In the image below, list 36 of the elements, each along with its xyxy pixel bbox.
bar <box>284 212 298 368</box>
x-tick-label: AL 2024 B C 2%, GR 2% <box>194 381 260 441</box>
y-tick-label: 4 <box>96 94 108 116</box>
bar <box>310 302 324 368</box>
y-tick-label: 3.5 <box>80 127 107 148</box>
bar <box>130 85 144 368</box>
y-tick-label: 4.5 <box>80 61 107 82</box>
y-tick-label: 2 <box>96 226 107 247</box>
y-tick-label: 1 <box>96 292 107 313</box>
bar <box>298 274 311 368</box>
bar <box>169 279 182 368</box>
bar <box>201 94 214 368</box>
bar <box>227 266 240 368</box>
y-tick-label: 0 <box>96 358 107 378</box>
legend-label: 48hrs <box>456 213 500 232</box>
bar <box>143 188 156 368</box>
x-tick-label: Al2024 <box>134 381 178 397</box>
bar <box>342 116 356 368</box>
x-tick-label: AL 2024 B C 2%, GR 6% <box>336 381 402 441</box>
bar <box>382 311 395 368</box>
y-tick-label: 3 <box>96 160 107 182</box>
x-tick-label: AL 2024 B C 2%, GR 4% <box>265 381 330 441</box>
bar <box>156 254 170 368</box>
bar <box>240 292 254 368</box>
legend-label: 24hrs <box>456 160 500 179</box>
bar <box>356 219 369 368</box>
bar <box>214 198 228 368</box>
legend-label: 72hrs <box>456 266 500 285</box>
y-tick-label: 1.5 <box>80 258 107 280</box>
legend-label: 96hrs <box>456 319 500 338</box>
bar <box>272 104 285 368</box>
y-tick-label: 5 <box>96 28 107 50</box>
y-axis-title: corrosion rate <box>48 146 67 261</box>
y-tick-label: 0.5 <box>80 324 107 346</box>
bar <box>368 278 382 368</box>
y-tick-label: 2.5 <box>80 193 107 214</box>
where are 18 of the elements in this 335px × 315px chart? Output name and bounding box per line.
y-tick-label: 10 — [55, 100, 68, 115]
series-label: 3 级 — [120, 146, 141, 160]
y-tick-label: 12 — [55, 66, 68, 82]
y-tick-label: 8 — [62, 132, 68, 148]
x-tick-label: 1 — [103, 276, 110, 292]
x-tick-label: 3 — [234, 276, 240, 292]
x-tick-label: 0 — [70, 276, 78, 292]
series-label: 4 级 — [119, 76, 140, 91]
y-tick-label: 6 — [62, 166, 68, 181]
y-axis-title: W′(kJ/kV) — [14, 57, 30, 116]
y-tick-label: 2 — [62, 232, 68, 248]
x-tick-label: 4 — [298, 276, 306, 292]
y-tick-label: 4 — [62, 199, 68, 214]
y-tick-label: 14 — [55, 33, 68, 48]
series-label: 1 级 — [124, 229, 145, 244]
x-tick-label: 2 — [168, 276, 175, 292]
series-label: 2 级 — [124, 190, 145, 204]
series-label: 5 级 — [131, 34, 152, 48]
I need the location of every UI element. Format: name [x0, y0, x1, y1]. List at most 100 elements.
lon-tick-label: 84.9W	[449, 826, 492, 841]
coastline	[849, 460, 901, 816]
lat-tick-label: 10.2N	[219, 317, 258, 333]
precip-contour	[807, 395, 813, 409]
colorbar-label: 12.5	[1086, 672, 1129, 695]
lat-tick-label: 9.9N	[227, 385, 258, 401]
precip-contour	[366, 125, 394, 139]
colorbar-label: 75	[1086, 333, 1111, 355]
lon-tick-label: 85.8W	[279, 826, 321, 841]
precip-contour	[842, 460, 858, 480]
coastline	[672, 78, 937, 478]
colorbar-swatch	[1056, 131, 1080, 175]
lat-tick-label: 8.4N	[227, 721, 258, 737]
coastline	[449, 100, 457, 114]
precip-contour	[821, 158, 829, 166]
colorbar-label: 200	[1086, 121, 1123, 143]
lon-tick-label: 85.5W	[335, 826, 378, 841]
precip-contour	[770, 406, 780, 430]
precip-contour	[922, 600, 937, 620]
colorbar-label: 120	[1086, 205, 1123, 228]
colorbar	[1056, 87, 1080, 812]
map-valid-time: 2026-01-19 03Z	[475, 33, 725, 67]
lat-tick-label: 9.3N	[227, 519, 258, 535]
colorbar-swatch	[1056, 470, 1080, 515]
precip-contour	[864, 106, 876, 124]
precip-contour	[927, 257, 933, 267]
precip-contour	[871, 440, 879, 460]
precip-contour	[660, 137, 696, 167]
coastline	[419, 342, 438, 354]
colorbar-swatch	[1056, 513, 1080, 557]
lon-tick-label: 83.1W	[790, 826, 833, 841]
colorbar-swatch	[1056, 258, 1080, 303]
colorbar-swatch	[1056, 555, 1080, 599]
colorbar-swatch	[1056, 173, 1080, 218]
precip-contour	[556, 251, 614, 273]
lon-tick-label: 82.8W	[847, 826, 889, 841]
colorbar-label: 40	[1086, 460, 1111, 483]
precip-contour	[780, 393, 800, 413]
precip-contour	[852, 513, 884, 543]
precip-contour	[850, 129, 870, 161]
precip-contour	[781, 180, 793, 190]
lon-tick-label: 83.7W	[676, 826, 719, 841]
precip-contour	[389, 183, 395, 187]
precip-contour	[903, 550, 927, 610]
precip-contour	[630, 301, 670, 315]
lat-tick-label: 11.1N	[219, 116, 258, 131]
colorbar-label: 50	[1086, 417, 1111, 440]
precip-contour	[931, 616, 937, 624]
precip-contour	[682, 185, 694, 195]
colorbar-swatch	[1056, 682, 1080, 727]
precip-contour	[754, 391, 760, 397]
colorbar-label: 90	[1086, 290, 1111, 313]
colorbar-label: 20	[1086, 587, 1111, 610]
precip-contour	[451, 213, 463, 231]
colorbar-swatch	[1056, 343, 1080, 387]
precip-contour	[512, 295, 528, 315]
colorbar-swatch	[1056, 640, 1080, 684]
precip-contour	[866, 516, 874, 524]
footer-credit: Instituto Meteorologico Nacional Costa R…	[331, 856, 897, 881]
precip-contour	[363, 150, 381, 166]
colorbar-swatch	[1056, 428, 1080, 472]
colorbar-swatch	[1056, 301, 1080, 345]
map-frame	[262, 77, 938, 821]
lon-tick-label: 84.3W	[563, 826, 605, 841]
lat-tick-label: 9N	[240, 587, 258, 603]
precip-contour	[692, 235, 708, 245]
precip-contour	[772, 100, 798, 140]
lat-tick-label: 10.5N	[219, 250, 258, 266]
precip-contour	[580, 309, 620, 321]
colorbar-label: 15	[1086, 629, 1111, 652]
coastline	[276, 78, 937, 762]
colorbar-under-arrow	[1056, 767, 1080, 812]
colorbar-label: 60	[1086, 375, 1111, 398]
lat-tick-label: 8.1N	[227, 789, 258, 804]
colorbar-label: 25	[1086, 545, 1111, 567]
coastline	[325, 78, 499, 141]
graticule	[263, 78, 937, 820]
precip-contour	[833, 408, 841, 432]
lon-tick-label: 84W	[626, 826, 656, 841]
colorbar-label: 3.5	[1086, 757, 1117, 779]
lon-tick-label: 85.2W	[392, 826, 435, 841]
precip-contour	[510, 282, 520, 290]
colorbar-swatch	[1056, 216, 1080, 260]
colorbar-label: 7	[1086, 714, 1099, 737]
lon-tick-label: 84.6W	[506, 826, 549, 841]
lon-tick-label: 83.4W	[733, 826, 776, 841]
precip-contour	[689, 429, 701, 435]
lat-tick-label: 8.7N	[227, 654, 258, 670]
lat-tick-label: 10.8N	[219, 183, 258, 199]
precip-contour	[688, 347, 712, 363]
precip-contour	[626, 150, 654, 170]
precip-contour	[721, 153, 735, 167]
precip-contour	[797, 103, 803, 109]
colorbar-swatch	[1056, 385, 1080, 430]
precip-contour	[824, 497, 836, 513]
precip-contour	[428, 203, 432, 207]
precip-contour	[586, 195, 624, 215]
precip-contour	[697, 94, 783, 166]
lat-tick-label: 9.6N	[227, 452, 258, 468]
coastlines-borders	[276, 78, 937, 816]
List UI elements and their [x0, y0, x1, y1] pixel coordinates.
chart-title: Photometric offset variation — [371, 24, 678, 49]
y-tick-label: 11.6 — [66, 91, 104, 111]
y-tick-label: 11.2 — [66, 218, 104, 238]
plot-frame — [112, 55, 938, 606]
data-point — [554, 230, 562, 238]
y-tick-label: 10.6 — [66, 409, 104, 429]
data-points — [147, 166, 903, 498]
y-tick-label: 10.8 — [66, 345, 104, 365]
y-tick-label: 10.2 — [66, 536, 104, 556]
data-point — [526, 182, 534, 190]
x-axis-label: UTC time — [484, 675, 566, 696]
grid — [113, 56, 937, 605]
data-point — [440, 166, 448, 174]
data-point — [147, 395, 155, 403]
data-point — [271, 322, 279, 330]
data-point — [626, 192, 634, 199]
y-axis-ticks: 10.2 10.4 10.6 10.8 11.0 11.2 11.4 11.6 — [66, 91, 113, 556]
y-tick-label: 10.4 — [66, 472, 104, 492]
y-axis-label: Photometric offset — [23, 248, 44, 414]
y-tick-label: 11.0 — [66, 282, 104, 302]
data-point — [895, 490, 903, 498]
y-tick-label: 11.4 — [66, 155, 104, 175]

- [Your objective] Edit the stretch of the listing from its beginning through the line containing "y-tick-label: 10 — [55, 100, 68, 115]" so that "corrosion rate" reads "corrosion loss", with every other part left unchanged. Return only that stretch.

- [Exercise output]
In the image below, list 36 of the elements, each along with its xyxy pixel bbox.
bar <box>284 212 298 368</box>
x-tick-label: AL 2024 B C 2%, GR 2% <box>194 381 260 441</box>
y-tick-label: 4 <box>96 94 108 116</box>
bar <box>310 302 324 368</box>
y-tick-label: 3.5 <box>80 127 107 148</box>
bar <box>130 85 144 368</box>
y-tick-label: 4.5 <box>80 61 107 82</box>
y-tick-label: 2 <box>96 226 107 247</box>
y-tick-label: 1 <box>96 292 107 313</box>
bar <box>298 274 311 368</box>
bar <box>169 279 182 368</box>
bar <box>201 94 214 368</box>
bar <box>227 266 240 368</box>
y-tick-label: 0 <box>96 358 107 378</box>
legend-label: 48hrs <box>456 213 500 232</box>
bar <box>143 188 156 368</box>
x-tick-label: Al2024 <box>134 381 178 397</box>
bar <box>342 116 356 368</box>
x-tick-label: AL 2024 B C 2%, GR 6% <box>336 381 402 441</box>
bar <box>382 311 395 368</box>
y-tick-label: 3 <box>96 160 107 182</box>
x-tick-label: AL 2024 B C 2%, GR 4% <box>265 381 330 441</box>
bar <box>156 254 170 368</box>
bar <box>240 292 254 368</box>
legend-label: 24hrs <box>456 160 500 179</box>
bar <box>356 219 369 368</box>
bar <box>214 198 228 368</box>
legend-label: 72hrs <box>456 266 500 285</box>
y-tick-label: 1.5 <box>80 258 107 280</box>
legend-label: 96hrs <box>456 319 500 338</box>
bar <box>272 104 285 368</box>
y-tick-label: 5 <box>96 28 107 50</box>
y-axis-title: corrosion loss <box>48 146 67 261</box>
y-tick-label: 0.5 <box>80 324 107 346</box>
bar <box>368 278 382 368</box>
y-tick-label: 2.5 <box>80 193 107 214</box>
where are 18 of the elements in this 335px × 315px chart? Output name and bounding box per line.
y-tick-label: 10 — [55, 100, 68, 115]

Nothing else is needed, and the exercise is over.